§ Items:
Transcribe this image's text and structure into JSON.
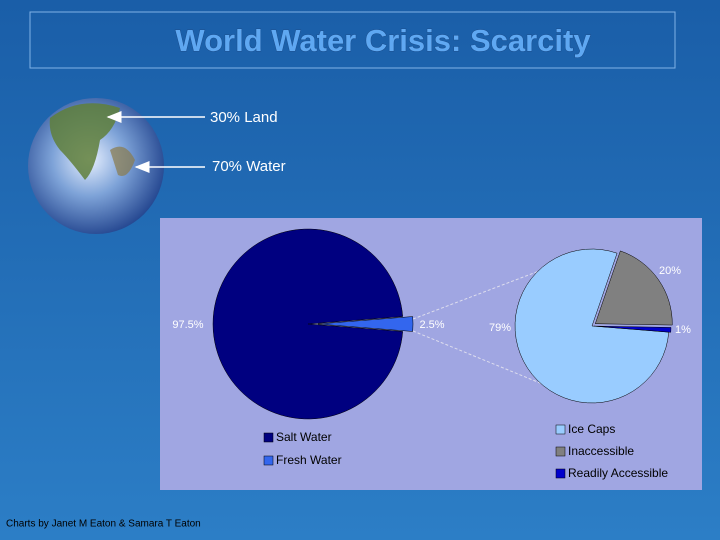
{
  "title": "World Water Crisis: Scarcity",
  "globe": {
    "labels": [
      "30% Land",
      "70% Water"
    ]
  },
  "credit": "Charts by Janet M Eaton & Samara T Eaton",
  "chart_data": [
    {
      "type": "pie",
      "categories": [
        "Salt Water",
        "Fresh Water"
      ],
      "values": [
        97.5,
        2.5
      ],
      "value_labels": [
        "97.5%",
        "2.5%"
      ],
      "colors": [
        "#000080",
        "#3366ee"
      ]
    },
    {
      "type": "pie",
      "categories": [
        "Ice Caps",
        "Inaccessible",
        "Readily Accessible"
      ],
      "values": [
        79,
        20,
        1
      ],
      "value_labels": [
        "79%",
        "20%",
        "1%"
      ],
      "colors": [
        "#99ccff",
        "#808080",
        "#0000cc"
      ]
    }
  ]
}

§ Stated task: Pick out the lines above containing the word "Water", then copy them.

§ Written response:
  "title": "World Water Crisis: Scarcity",
      "70% Water"
        "Salt Water",
        "Fresh Water"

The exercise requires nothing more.